* [TASK INSTRUCTIONS] Give the material again in full, matching it exactly.

* [MATERIAL FOR THIS TASK]
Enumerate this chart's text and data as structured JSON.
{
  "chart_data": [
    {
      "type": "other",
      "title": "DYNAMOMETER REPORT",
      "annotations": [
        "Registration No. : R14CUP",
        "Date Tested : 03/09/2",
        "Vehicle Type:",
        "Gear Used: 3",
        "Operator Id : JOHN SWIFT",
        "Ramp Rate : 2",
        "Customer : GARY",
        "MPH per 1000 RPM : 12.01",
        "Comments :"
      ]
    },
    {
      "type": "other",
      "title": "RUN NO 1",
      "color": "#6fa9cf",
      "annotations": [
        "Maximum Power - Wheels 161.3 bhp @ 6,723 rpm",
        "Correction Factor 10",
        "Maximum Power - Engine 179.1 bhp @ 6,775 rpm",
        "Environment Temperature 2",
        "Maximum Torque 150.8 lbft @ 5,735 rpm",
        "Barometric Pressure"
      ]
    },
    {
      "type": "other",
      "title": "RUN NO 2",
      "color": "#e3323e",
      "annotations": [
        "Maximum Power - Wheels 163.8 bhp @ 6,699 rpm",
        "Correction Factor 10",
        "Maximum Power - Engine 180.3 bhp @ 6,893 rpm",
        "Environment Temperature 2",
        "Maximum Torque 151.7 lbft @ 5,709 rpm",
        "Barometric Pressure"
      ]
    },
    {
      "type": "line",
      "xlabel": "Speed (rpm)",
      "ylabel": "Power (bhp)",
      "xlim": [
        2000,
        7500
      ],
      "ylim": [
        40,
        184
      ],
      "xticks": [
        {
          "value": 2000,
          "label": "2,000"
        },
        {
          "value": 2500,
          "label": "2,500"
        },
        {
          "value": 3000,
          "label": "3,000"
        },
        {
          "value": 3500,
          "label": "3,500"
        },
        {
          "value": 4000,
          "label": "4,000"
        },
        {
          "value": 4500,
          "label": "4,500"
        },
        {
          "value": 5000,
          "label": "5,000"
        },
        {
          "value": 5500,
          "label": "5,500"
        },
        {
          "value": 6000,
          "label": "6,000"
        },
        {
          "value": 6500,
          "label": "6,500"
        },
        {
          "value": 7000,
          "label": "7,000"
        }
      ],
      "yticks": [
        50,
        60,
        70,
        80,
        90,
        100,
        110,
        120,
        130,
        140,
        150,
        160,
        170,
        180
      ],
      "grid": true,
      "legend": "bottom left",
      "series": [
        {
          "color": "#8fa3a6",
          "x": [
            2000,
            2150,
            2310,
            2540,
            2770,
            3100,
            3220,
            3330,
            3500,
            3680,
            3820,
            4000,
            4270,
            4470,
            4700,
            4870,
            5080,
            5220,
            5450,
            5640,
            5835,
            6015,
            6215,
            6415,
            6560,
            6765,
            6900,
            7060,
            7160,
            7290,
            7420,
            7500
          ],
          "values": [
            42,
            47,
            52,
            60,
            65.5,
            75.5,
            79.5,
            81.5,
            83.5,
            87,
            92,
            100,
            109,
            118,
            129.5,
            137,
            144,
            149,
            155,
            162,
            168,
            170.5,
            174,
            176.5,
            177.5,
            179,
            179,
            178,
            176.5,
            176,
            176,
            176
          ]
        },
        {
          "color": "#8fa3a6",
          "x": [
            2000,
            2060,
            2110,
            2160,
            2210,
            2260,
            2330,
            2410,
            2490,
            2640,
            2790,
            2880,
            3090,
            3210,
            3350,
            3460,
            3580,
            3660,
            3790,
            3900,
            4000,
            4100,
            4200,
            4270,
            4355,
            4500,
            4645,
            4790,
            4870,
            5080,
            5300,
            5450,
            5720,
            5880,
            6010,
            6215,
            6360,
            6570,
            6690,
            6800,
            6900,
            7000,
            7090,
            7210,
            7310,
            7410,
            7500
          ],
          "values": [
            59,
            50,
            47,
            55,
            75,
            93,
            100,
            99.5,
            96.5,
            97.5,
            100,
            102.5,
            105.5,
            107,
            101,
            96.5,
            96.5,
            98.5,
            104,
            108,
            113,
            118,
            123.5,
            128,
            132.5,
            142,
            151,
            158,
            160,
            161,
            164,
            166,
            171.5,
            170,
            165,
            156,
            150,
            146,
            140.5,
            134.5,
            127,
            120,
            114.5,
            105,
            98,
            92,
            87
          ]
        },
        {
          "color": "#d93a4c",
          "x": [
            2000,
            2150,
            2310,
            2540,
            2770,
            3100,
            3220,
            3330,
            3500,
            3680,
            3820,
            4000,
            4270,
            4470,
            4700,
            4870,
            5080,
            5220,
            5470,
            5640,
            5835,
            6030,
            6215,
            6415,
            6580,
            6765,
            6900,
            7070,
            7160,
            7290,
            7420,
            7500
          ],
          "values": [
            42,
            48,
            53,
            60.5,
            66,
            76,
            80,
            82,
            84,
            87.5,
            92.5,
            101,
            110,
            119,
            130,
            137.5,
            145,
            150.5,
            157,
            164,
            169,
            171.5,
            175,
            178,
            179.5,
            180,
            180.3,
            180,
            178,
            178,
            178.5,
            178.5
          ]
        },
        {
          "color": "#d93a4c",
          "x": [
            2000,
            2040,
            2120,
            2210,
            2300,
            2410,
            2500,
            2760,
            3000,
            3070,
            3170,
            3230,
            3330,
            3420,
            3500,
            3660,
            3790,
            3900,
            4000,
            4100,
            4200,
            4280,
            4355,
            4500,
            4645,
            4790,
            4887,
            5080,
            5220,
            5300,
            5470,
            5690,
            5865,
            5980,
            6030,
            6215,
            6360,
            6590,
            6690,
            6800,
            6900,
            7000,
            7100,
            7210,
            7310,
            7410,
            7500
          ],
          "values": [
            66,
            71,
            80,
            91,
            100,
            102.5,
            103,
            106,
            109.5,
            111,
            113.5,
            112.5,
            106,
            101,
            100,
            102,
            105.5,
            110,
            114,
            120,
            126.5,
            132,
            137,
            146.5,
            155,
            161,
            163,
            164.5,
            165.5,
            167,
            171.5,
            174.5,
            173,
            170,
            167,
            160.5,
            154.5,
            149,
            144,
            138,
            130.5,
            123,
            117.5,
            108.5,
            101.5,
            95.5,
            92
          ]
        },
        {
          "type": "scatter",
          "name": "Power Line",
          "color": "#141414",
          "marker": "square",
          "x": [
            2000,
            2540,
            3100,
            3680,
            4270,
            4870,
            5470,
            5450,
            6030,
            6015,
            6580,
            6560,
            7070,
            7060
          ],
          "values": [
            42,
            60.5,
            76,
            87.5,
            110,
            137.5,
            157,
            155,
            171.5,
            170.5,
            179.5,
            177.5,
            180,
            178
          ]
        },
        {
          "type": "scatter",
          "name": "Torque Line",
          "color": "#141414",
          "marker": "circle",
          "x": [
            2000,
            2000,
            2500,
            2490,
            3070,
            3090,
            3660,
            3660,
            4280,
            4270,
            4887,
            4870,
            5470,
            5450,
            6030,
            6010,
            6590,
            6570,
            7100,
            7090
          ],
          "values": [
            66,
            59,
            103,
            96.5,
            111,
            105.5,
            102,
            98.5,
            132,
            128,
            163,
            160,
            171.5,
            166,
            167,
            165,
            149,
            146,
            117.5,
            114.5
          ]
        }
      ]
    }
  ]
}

* [RESPONSE TO THIS TASK]
Enumerate this chart's text and data as structured JSON.
{
  "chart_data": [
    {
      "type": "other",
      "title": "DYNAMOMETER REPORT",
      "annotations": [
        "Registration No. : R14CUP",
        "Date Tested : 03/09/2",
        "Vehicle Type:",
        "Gear Used: 3",
        "Operator Id : JOHN SWIFT",
        "Ramp Rate : 2",
        "Customer : GARY",
        "MPH per 1000 RPM : 12.01",
        "Comments :"
      ]
    },
    {
      "type": "other",
      "title": "RUN NO 1",
      "color": "#6fa9cf",
      "annotations": [
        "Maximum Power - Wheels 161.3 bhp @ 6,723 rpm",
        "Correction Factor 10",
        "Maximum Power - Engine 179.1 bhp @ 6,775 rpm",
        "Environment Temperature 2",
        "Maximum Torque 150.8 lbft @ 5,735 rpm",
        "Barometric Pressure"
      ]
    },
    {
      "type": "other",
      "title": "RUN NO 2",
      "color": "#e3323e",
      "annotations": [
        "Maximum Power - Wheels 163.8 bhp @ 6,699 rpm",
        "Correction Factor 10",
        "Maximum Power - Engine 180.3 bhp @ 6,893 rpm",
        "Environment Temperature 2",
        "Maximum Torque 151.7 lbft @ 5,709 rpm",
        "Barometric Pressure"
      ]
    },
    {
      "type": "line",
      "xlabel": "Speed (rpm)",
      "ylabel": "Power (bhp)",
      "xlim": [
        2000,
        7500
      ],
      "ylim": [
        40,
        184
      ],
      "xticks": [
        {
          "value": 2000,
          "label": "2,000"
        },
        {
          "value": 2500,
          "label": "2,500"
        },
        {
          "value": 3000,
          "label": "3,000"
        },
        {
          "value": 3500,
          "label": "3,500"
        },
        {
          "value": 4000,
          "label": "4,000"
        },
        {
          "value": 4500,
          "label": "4,500"
        },
        {
          "value": 5000,
          "label": "5,000"
        },
        {
          "value": 5500,
          "label": "5,500"
        },
        {
          "value": 6000,
          "label": "6,000"
        },
        {
          "value": 6500,
          "label": "6,500"
        },
        {
          "value": 7000,
          "label": "7,000"
        }
      ],
      "yticks": [
        50,
        60,
        70,
        80,
        90,
        100,
        110,
        120,
        130,
        140,
        150,
        160,
        170,
        180
      ],
      "grid": true,
      "legend": "bottom left",
      "series": [
        {
          "color": "#8fa3a6",
          "x": [
            2000,
            2150,
            2310,
            2540,
            2770,
            3100,
            3220,
            3330,
            3500,
            3680,
            3820,
            4000,
            4270,
            4470,
            4700,
            4870,
            5080,
            5220,
            5450,
            5640,
            5835,
            6015,
            6215,
            6415,
            6560,
            6765,
            6900,
            7060,
            7160,
            7290,
            7420,
            7500
          ],
          "values": [
            42,
            47,
            52,
            60,
            65.5,
            75.5,
            79.5,
            81.5,
            83.5,
            87,
            92,
            100,
            109,
            118,
            129.5,
            137,
            144,
            149,
            155,
            162,
            168,
            170.5,
            174,
            176.5,
            177.5,
            179,
            179,
            178,
            176.5,
            176,
            176,
            176
          ]
        },
        {
          "color": "#8fa3a6",
          "x": [
            2000,
            2060,
            2110,
            2160,
            2210,
            2260,
            2330,
            2410,
            2490,
            2640,
            2790,
            2880,
            3090,
            3210,
            3350,
            3460,
            3580,
            3660,
            3790,
            3900,
            4000,
            4100,
            4200,
            4270,
            4355,
            4500,
            4645,
            4790,
            4870,
            5080,
            5300,
            5450,
            5720,
            5880,
            6010,
            6215,
            6360,
            6570,
            6690,
            6800,
            6900,
            7000,
            7090,
            7210,
            7310,
            7410,
            7500
          ],
          "values": [
            59,
            50,
            47,
            55,
            75,
            93,
            100,
            99.5,
            96.5,
            97.5,
            100,
            102.5,
            105.5,
            107,
            101,
            96.5,
            96.5,
            98.5,
            104,
            108,
            113,
            118,
            123.5,
            128,
            132.5,
            142,
            151,
            158,
            160,
            161,
            164,
            166,
            171.5,
            170,
            165,
            156,
            150,
            146,
            140.5,
            134.5,
            127,
            120,
            114.5,
            105,
            98,
            92,
            87
          ]
        },
        {
          "color": "#d93a4c",
          "x": [
            2000,
            2150,
            2310,
            2540,
            2770,
            3100,
            3220,
            3330,
            3500,
            3680,
            3820,
            4000,
            4270,
            4470,
            4700,
            4870,
            5080,
            5220,
            5470,
            5640,
            5835,
            6030,
            6215,
            6415,
            6580,
            6765,
            6900,
            7070,
            7160,
            7290,
            7420,
            7500
          ],
          "values": [
            42,
            48,
            53,
            60.5,
            66,
            76,
            80,
            82,
            84,
            87.5,
            92.5,
            101,
            110,
            119,
            130,
            137.5,
            145,
            150.5,
            157,
            164,
            169,
            171.5,
            175,
            178,
            179.5,
            180,
            180.3,
            180,
            178,
            178,
            178.5,
            178.5
          ]
        },
        {
          "color": "#d93a4c",
          "x": [
            2000,
            2040,
            2120,
            2210,
            2300,
            2410,
            2500,
            2760,
            3000,
            3070,
            3170,
            3230,
            3330,
            3420,
            3500,
            3660,
            3790,
            3900,
            4000,
            4100,
            4200,
            4280,
            4355,
            4500,
            4645,
            4790,
            4887,
            5080,
            5220,
            5300,
            5470,
            5690,
            5865,
            5980,
            6030,
            6215,
            6360,
            6590,
            6690,
            6800,
            6900,
            7000,
            7100,
            7210,
            7310,
            7410,
            7500
          ],
          "values": [
            66,
            71,
            80,
            91,
            100,
            102.5,
            103,
            106,
            109.5,
            111,
            113.5,
            112.5,
            106,
            101,
            100,
            102,
            105.5,
            110,
            114,
            120,
            126.5,
            132,
            137,
            146.5,
            155,
            161,
            163,
            164.5,
            165.5,
            167,
            171.5,
            174.5,
            173,
            170,
            167,
            160.5,
            154.5,
            149,
            144,
            138,
            130.5,
            123,
            117.5,
            108.5,
            101.5,
            95.5,
            92
          ]
        },
        {
          "type": "scatter",
          "name": "Power Line",
          "color": "#141414",
          "marker": "square",
          "x": [
            2000,
            2540,
            3100,
            3680,
            4270,
            4870,
            5470,
            5450,
            6030,
            6015,
            6580,
            6560,
            7070,
            7060
          ],
          "values": [
            42,
            60.5,
            76,
            87.5,
            110,
            137.5,
            157,
            155,
            171.5,
            170.5,
            179.5,
            177.5,
            180,
            178
          ]
        },
        {
          "type": "scatter",
          "name": "Torque Line",
          "color": "#141414",
          "marker": "circle",
          "x": [
            2000,
            2000,
            2500,
            2490,
            3070,
            3090,
            3660,
            3660,
            4280,
            4270,
            4887,
            4870,
            5470,
            5450,
            6030,
            6010,
            6590,
            6570,
            7100,
            7090
          ],
          "values": [
            66,
            59,
            103,
            96.5,
            111,
            105.5,
            102,
            98.5,
            132,
            128,
            163,
            160,
            171.5,
            166,
            167,
            165,
            149,
            146,
            117.5,
            114.5
          ]
        }
      ]
    }
  ]
}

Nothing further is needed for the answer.